Acababa de terminar la marcha de los bananeros afectados por
el Nemagón en Chinandega. Era una marcha para
celebrar el regreso de miles de personas a sus
hogares, después de más de ocho meses acampados en
Managua y la firma de los Acuerdos con el gobierno y
la Asamblea Nacional.
Wilfredo Martínez, “Will” por los compañeros y compañeras de
tantos años de lucha, se había montado en la
camioneta que nos conducía de regreso a la capital.
Como siempre, había presenciado la marcha en su calidad de
líder de uno de los tantos grupos de afectados por
los agrotóxicos diseminados en el territorio
nicaragüense.
No estaba bien. Demacrado, pálido y más flaco de lo
acostumbrado, había seguido con su actividad
minuciosa, como hormiguita obrera y con su gran
tenacidad.
Fue cañero y quedó afectado por el uso de plaguicidas. Además
apoyó y se entregó en cuerpo y alma a la lucha de
los bananeros afectados por el Nemagón
Junto a Coquito era responsable de mantener los contactos con
los diputados al interior de la Asamblea Nacional,
para que avanzaran con el proceso de apoyo a los
afectados.
No lo conocía muy bien, pero recuerdo las interminables horas
pasadas juntos en la Asamblea Nacional, yo cubriendo
las noticias y él corriendo por todos lados para que
a los bananeros se les diera el permiso de entrar a
la Asamblea, para conocer los avances de las
demandas presentadas meses antes, para saber si por
fin habían discutido las resoluciones en Comisión.

Consigna de trabajo 1: Copia el pasaje del texto de estudio que comienza en las palabras "Acababa de terminar" y termina después de "la Asamblea Nacional.", cambiando "marcha" por "caminata".
Consigna de trabajo 2: Reescribe de forma más breve el párrafo del texto de estudio que empieza con "No lo conocía muy bien", conservando sus datos principales.

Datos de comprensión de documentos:
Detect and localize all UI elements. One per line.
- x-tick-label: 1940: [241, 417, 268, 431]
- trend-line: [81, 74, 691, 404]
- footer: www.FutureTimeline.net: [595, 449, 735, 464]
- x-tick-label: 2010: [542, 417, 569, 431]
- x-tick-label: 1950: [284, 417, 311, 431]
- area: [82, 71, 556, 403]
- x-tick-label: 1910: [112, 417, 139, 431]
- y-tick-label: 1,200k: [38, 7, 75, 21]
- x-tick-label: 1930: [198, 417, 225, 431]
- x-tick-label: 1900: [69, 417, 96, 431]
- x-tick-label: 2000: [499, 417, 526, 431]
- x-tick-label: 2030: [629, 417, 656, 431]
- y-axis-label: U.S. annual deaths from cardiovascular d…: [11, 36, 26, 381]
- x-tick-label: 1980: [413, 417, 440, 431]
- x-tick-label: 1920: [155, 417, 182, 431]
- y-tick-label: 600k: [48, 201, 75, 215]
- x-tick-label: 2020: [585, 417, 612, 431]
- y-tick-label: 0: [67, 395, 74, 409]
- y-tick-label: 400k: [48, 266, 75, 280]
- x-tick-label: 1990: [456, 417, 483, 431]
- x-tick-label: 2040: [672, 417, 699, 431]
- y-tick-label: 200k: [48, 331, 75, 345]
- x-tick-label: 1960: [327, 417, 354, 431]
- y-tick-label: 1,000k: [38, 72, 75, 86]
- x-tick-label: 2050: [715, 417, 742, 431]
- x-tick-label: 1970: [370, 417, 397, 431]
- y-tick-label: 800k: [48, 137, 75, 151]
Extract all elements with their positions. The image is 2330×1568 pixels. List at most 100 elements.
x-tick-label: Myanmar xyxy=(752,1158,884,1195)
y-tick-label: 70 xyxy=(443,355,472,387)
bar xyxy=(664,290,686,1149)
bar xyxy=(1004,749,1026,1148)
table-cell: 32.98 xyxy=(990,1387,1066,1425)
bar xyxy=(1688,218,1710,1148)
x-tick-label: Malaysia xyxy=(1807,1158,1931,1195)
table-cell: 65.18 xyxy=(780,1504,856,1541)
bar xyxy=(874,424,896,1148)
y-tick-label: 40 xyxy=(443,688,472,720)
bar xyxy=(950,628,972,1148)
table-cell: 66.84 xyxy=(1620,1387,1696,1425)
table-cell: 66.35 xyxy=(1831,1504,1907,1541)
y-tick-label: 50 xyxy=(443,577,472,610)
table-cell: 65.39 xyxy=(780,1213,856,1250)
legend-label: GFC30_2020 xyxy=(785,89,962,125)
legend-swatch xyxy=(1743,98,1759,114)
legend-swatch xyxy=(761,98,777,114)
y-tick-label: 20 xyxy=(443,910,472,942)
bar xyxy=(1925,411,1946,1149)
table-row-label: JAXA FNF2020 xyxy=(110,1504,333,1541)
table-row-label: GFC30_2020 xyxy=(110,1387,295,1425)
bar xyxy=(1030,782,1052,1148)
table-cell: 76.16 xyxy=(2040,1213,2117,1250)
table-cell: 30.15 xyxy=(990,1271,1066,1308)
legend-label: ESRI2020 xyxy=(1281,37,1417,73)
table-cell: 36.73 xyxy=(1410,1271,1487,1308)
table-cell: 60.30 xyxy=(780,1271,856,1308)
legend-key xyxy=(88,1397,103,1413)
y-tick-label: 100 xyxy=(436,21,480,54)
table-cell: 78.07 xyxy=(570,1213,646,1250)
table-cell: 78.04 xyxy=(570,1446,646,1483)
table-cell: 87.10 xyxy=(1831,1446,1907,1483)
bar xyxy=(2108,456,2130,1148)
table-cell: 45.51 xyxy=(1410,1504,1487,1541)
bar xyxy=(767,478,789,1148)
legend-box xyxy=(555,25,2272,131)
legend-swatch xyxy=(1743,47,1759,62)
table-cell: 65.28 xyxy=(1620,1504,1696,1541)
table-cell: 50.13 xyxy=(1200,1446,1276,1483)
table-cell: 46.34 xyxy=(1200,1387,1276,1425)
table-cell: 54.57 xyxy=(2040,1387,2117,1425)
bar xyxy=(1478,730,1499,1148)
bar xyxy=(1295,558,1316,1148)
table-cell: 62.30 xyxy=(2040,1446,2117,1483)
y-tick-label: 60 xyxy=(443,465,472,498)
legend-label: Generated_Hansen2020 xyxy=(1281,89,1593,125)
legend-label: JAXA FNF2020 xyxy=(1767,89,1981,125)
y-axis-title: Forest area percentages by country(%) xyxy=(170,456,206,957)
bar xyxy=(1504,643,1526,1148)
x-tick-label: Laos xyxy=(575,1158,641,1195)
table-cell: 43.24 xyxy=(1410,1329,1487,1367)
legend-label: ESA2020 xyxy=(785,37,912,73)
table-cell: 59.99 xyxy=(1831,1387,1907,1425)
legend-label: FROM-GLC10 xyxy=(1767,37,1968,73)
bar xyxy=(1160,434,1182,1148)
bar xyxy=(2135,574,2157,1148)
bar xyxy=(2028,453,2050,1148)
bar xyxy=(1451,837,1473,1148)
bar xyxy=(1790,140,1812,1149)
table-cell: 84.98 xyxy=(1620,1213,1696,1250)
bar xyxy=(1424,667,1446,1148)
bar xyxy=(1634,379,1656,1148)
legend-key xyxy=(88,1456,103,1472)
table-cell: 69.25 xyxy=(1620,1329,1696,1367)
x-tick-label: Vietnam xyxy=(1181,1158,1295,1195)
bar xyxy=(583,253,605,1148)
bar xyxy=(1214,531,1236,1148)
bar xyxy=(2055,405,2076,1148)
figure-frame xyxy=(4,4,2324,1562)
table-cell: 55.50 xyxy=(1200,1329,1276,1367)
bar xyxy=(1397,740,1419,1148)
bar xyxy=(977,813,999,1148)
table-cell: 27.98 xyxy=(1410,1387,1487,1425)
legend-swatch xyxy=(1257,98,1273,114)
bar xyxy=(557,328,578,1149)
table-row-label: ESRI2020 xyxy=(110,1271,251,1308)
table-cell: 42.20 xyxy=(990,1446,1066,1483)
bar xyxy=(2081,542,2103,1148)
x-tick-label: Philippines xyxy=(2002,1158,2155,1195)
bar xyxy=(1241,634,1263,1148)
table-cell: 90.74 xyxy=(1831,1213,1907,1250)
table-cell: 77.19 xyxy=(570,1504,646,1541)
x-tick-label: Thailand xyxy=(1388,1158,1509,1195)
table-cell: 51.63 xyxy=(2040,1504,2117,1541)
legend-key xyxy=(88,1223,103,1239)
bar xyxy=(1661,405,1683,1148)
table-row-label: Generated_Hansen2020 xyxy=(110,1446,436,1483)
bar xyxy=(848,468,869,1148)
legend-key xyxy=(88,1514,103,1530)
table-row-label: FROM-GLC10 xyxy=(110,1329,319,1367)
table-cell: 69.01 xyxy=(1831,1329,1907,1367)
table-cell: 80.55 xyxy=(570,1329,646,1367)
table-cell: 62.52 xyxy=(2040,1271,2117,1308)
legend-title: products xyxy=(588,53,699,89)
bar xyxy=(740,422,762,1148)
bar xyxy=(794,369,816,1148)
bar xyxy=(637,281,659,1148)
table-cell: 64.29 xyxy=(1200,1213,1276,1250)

Respuesta esperada 1:
Acababa de terminar la caminata de los bananeros afectados por
el Nemagón en Chinandega. Era una caminata para
celebrar el regreso de miles de personas a sus
hogares, después de más de ocho meses acampados en
Managua y la firma de los Acuerdos con el gobierno y
la Asamblea Nacional.

Respuesta esperada 2: Aunque no lo conocía a fondo, recuerdo las largas horas juntos en la Asamblea Nacional. Yo cubría las noticias y él corría de un lado a otro para que dejaran entrar a los bananeros. Buscaba que conocieran los avances de las demandas presentadas meses antes y que supieran si las resoluciones ya se habían discutido en Comisión.